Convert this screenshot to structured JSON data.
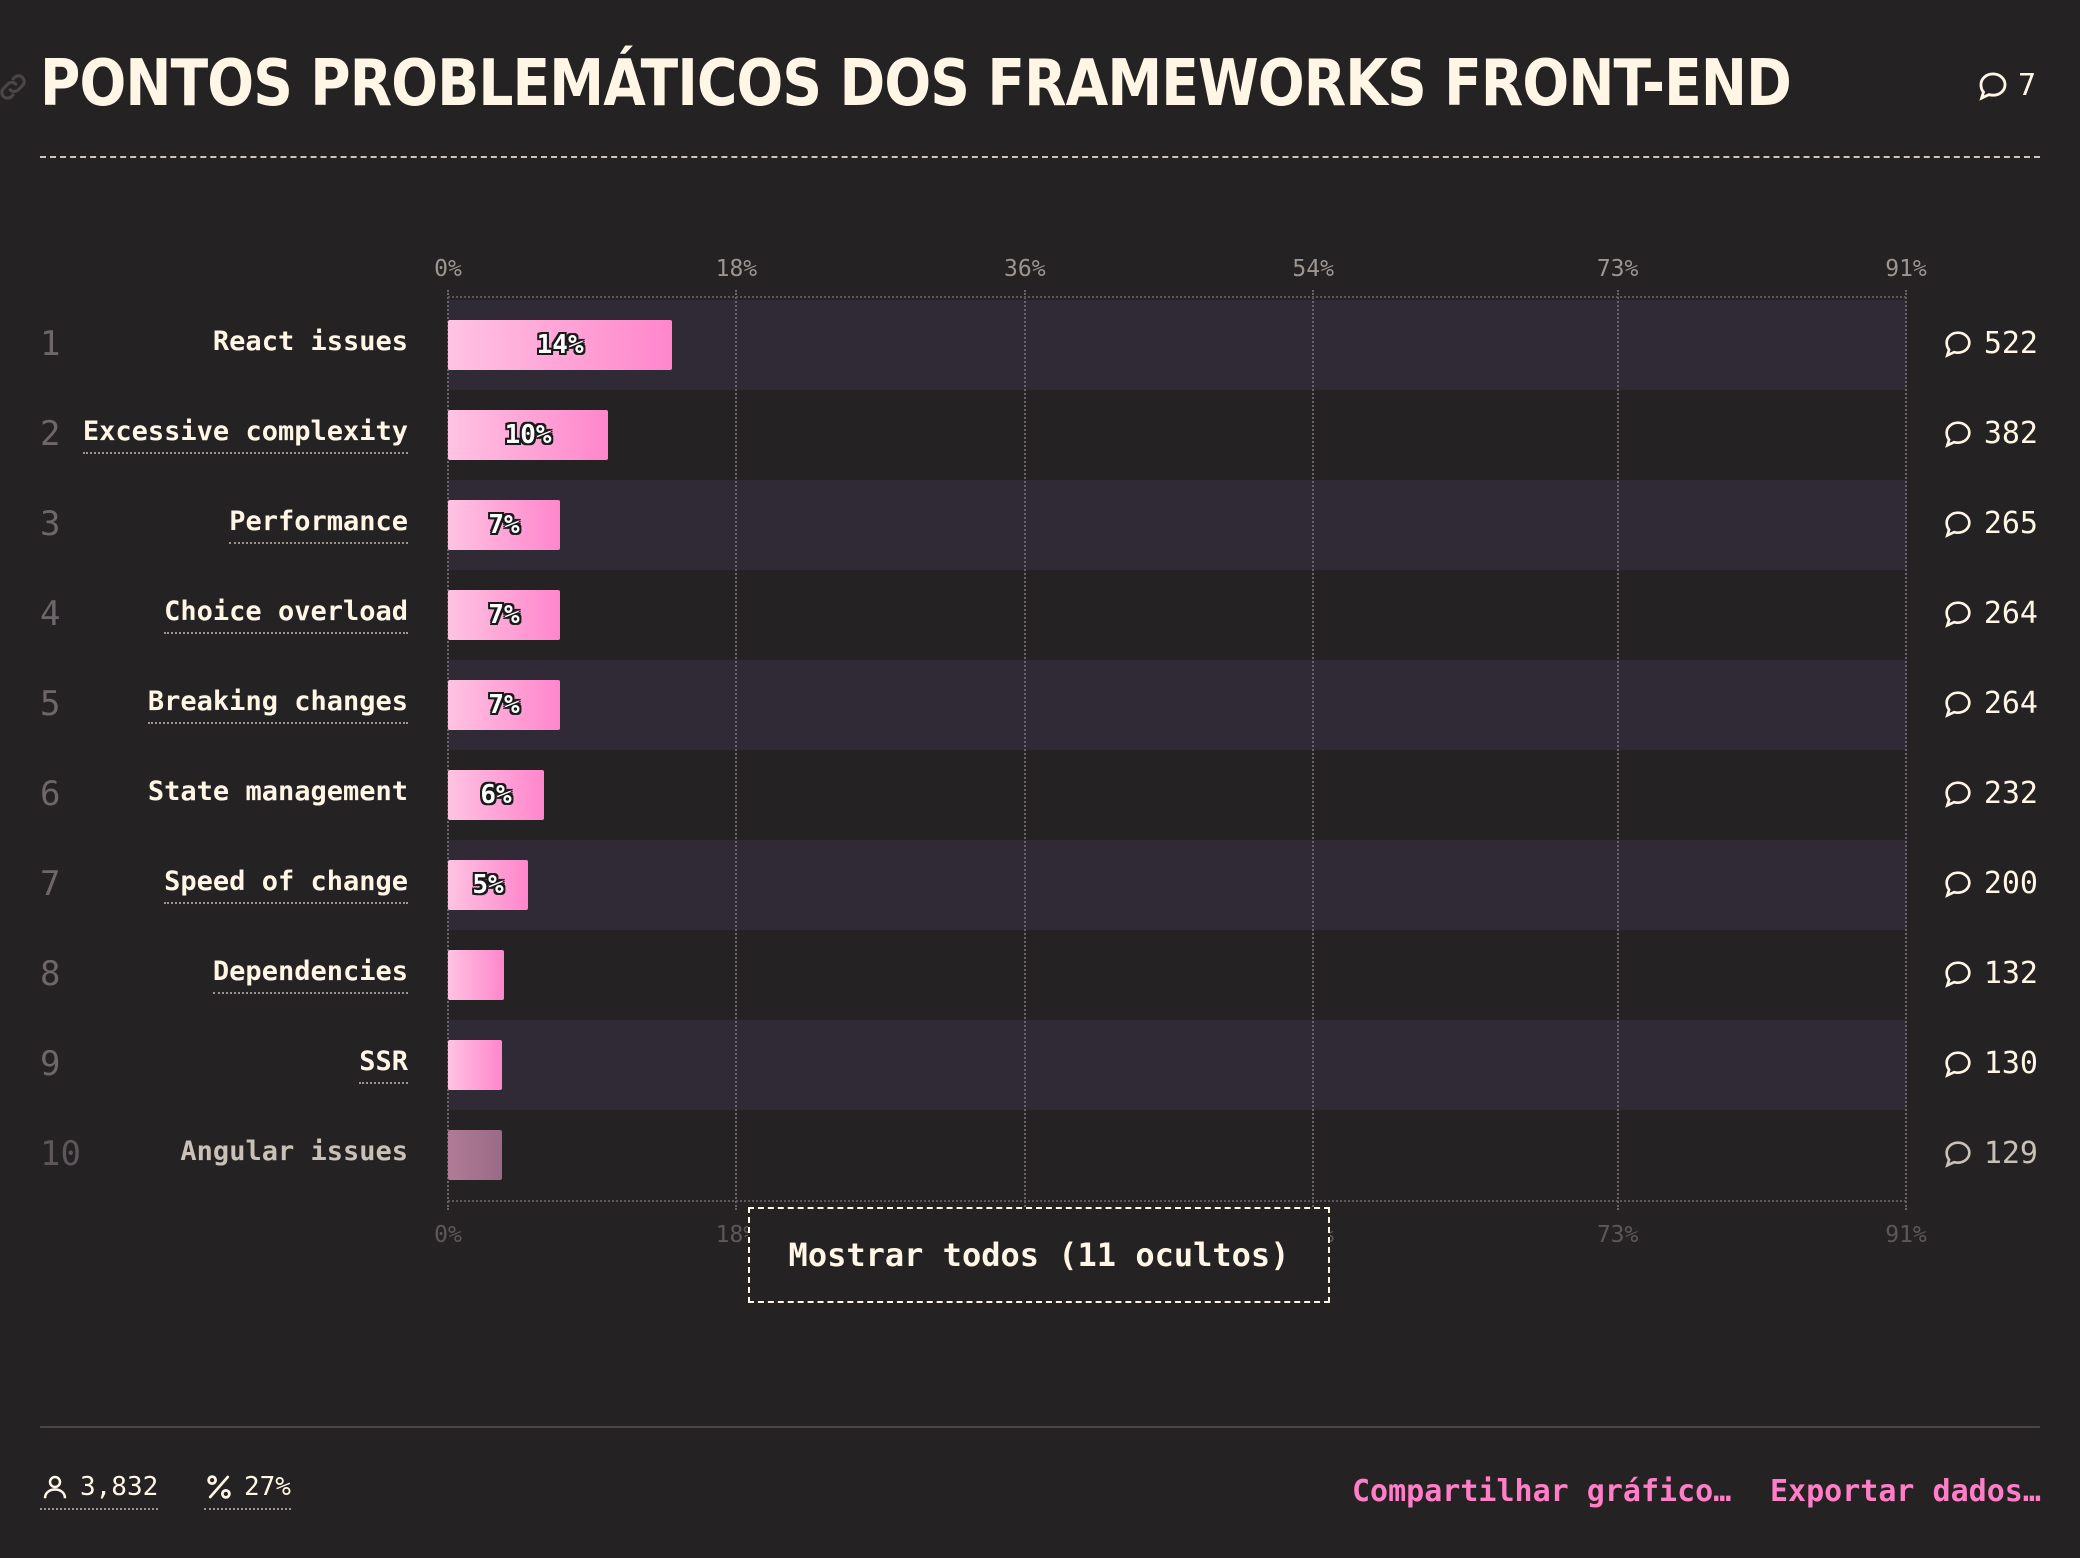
{
  "header": {
    "title": "PONTOS PROBLEMÁTICOS DOS FRAMEWORKS FRONT-END",
    "comment_count": "7"
  },
  "colors": {
    "background": "#252223",
    "bar_start": "#ffc3e2",
    "bar_end": "#ff86cc",
    "accent_link": "#ff7ec7",
    "text": "#fff6e6"
  },
  "chart_data": {
    "type": "bar",
    "orientation": "horizontal",
    "xlim": [
      0,
      91
    ],
    "ticks": [
      "0%",
      "18%",
      "36%",
      "54%",
      "73%",
      "91%"
    ],
    "tick_values": [
      0,
      18,
      36,
      54,
      73,
      91
    ],
    "grid": true,
    "rows": [
      {
        "rank": "1",
        "label": "React issues",
        "value": 14,
        "value_label": "14%",
        "comments": "522"
      },
      {
        "rank": "2",
        "label": "Excessive complexity",
        "value": 10,
        "value_label": "10%",
        "comments": "382"
      },
      {
        "rank": "3",
        "label": "Performance",
        "value": 7,
        "value_label": "7%",
        "comments": "265"
      },
      {
        "rank": "4",
        "label": "Choice overload",
        "value": 7,
        "value_label": "7%",
        "comments": "264"
      },
      {
        "rank": "5",
        "label": "Breaking changes",
        "value": 7,
        "value_label": "7%",
        "comments": "264"
      },
      {
        "rank": "6",
        "label": "State management",
        "value": 6,
        "value_label": "6%",
        "comments": "232"
      },
      {
        "rank": "7",
        "label": "Speed of change",
        "value": 5,
        "value_label": "5%",
        "comments": "200"
      },
      {
        "rank": "8",
        "label": "Dependencies",
        "value": 3.5,
        "value_label": "",
        "comments": "132"
      },
      {
        "rank": "9",
        "label": "SSR",
        "value": 3.4,
        "value_label": "",
        "comments": "130"
      },
      {
        "rank": "10",
        "label": "Angular issues",
        "value": 3.4,
        "value_label": "",
        "comments": "129"
      }
    ]
  },
  "show_all_label": "Mostrar todos (11 ocultos)",
  "footer": {
    "respondents": "3,832",
    "percent": "27%",
    "share_label": "Compartilhar gráfico…",
    "export_label": "Exportar dados…"
  }
}
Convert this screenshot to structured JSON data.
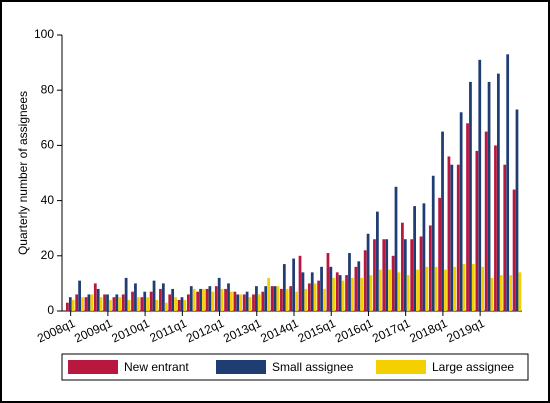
{
  "chart_data": {
    "type": "bar",
    "y_label": "Quarterly number of assignees",
    "categories": [
      "2008q1",
      null,
      null,
      null,
      "2009q1",
      null,
      null,
      null,
      "2010q1",
      null,
      null,
      null,
      "2011q1",
      null,
      null,
      null,
      "2012q1",
      null,
      null,
      null,
      "2013q1",
      null,
      null,
      null,
      "2014q1",
      null,
      null,
      null,
      "2015q1",
      null,
      null,
      null,
      "2016q1",
      null,
      null,
      null,
      "2017q1",
      null,
      null,
      null,
      "2018q1",
      null,
      null,
      null,
      "2019q1",
      null,
      null,
      null,
      null
    ],
    "series": [
      {
        "name": "New entrant",
        "color": "#b8173f",
        "values": [
          3,
          6,
          5,
          10,
          6,
          5,
          6,
          7,
          5,
          7,
          8,
          6,
          4,
          6,
          7,
          8,
          9,
          8,
          7,
          6,
          6,
          7,
          9,
          8,
          9,
          20,
          10,
          11,
          21,
          14,
          13,
          16,
          22,
          26,
          26,
          20,
          32,
          26,
          27,
          31,
          41,
          56,
          53,
          68,
          58,
          65,
          60,
          53,
          44
        ]
      },
      {
        "name": "Small assignee",
        "color": "#1f3d73",
        "values": [
          5,
          11,
          6,
          8,
          6,
          6,
          12,
          10,
          7,
          11,
          10,
          8,
          5,
          9,
          8,
          9,
          12,
          10,
          6,
          7,
          9,
          9,
          9,
          17,
          19,
          14,
          14,
          16,
          16,
          13,
          21,
          18,
          28,
          36,
          26,
          45,
          26,
          38,
          39,
          49,
          65,
          53,
          72,
          83,
          91,
          83,
          86,
          93,
          73
        ]
      },
      {
        "name": "Large assignee",
        "color": "#f4d000",
        "values": [
          4,
          5,
          6,
          5,
          4,
          5,
          4,
          5,
          5,
          4,
          3,
          5,
          4,
          8,
          8,
          7,
          8,
          7,
          6,
          5,
          6,
          12,
          9,
          8,
          7,
          8,
          10,
          8,
          12,
          11,
          12,
          12,
          13,
          15,
          15,
          14,
          13,
          15,
          16,
          16,
          15,
          16,
          17,
          17,
          16,
          12,
          13,
          13,
          14
        ]
      }
    ],
    "ylim": [
      0,
      100
    ],
    "yticks": [
      0,
      20,
      40,
      60,
      80,
      100
    ],
    "legend": "bottom"
  }
}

> Written problem: Copy everything in the records above except the pictures, exactly as written.

> Completed task:
Convert this screenshot to structured JSON data.
{
  "header": {
    "title": "PONTOS PROBLEMÁTICOS DOS FRAMEWORKS FRONT-END",
    "comment_count": "7"
  },
  "colors": {
    "background": "#252223",
    "bar_start": "#ffc3e2",
    "bar_end": "#ff86cc",
    "accent_link": "#ff7ec7",
    "text": "#fff6e6"
  },
  "chart_data": {
    "type": "bar",
    "orientation": "horizontal",
    "xlim": [
      0,
      91
    ],
    "ticks": [
      "0%",
      "18%",
      "36%",
      "54%",
      "73%",
      "91%"
    ],
    "tick_values": [
      0,
      18,
      36,
      54,
      73,
      91
    ],
    "grid": true,
    "rows": [
      {
        "rank": "1",
        "label": "React issues",
        "value": 14,
        "value_label": "14%",
        "comments": "522"
      },
      {
        "rank": "2",
        "label": "Excessive complexity",
        "value": 10,
        "value_label": "10%",
        "comments": "382"
      },
      {
        "rank": "3",
        "label": "Performance",
        "value": 7,
        "value_label": "7%",
        "comments": "265"
      },
      {
        "rank": "4",
        "label": "Choice overload",
        "value": 7,
        "value_label": "7%",
        "comments": "264"
      },
      {
        "rank": "5",
        "label": "Breaking changes",
        "value": 7,
        "value_label": "7%",
        "comments": "264"
      },
      {
        "rank": "6",
        "label": "State management",
        "value": 6,
        "value_label": "6%",
        "comments": "232"
      },
      {
        "rank": "7",
        "label": "Speed of change",
        "value": 5,
        "value_label": "5%",
        "comments": "200"
      },
      {
        "rank": "8",
        "label": "Dependencies",
        "value": 3.5,
        "value_label": "",
        "comments": "132"
      },
      {
        "rank": "9",
        "label": "SSR",
        "value": 3.4,
        "value_label": "",
        "comments": "130"
      },
      {
        "rank": "10",
        "label": "Angular issues",
        "value": 3.4,
        "value_label": "",
        "comments": "129"
      }
    ]
  },
  "show_all_label": "Mostrar todos (11 ocultos)",
  "footer": {
    "respondents": "3,832",
    "percent": "27%",
    "share_label": "Compartilhar gráfico…",
    "export_label": "Exportar dados…"
  }
}
Convert this screenshot to structured JSON data.
{
  "chart_data": {
    "type": "bar",
    "y_label": "Quarterly number of assignees",
    "categories": [
      "2008q1",
      null,
      null,
      null,
      "2009q1",
      null,
      null,
      null,
      "2010q1",
      null,
      null,
      null,
      "2011q1",
      null,
      null,
      null,
      "2012q1",
      null,
      null,
      null,
      "2013q1",
      null,
      null,
      null,
      "2014q1",
      null,
      null,
      null,
      "2015q1",
      null,
      null,
      null,
      "2016q1",
      null,
      null,
      null,
      "2017q1",
      null,
      null,
      null,
      "2018q1",
      null,
      null,
      null,
      "2019q1",
      null,
      null,
      null,
      null
    ],
    "series": [
      {
        "name": "New entrant",
        "color": "#b8173f",
        "values": [
          3,
          6,
          5,
          10,
          6,
          5,
          6,
          7,
          5,
          7,
          8,
          6,
          4,
          6,
          7,
          8,
          9,
          8,
          7,
          6,
          6,
          7,
          9,
          8,
          9,
          20,
          10,
          11,
          21,
          14,
          13,
          16,
          22,
          26,
          26,
          20,
          32,
          26,
          27,
          31,
          41,
          56,
          53,
          68,
          58,
          65,
          60,
          53,
          44
        ]
      },
      {
        "name": "Small assignee",
        "color": "#1f3d73",
        "values": [
          5,
          11,
          6,
          8,
          6,
          6,
          12,
          10,
          7,
          11,
          10,
          8,
          5,
          9,
          8,
          9,
          12,
          10,
          6,
          7,
          9,
          9,
          9,
          17,
          19,
          14,
          14,
          16,
          16,
          13,
          21,
          18,
          28,
          36,
          26,
          45,
          26,
          38,
          39,
          49,
          65,
          53,
          72,
          83,
          91,
          83,
          86,
          93,
          73
        ]
      },
      {
        "name": "Large assignee",
        "color": "#f4d000",
        "values": [
          4,
          5,
          6,
          5,
          4,
          5,
          4,
          5,
          5,
          4,
          3,
          5,
          4,
          8,
          8,
          7,
          8,
          7,
          6,
          5,
          6,
          12,
          9,
          8,
          7,
          8,
          10,
          8,
          12,
          11,
          12,
          12,
          13,
          15,
          15,
          14,
          13,
          15,
          16,
          16,
          15,
          16,
          17,
          17,
          16,
          12,
          13,
          13,
          14
        ]
      }
    ],
    "ylim": [
      0,
      100
    ],
    "yticks": [
      0,
      20,
      40,
      60,
      80,
      100
    ],
    "legend": "bottom"
  }
}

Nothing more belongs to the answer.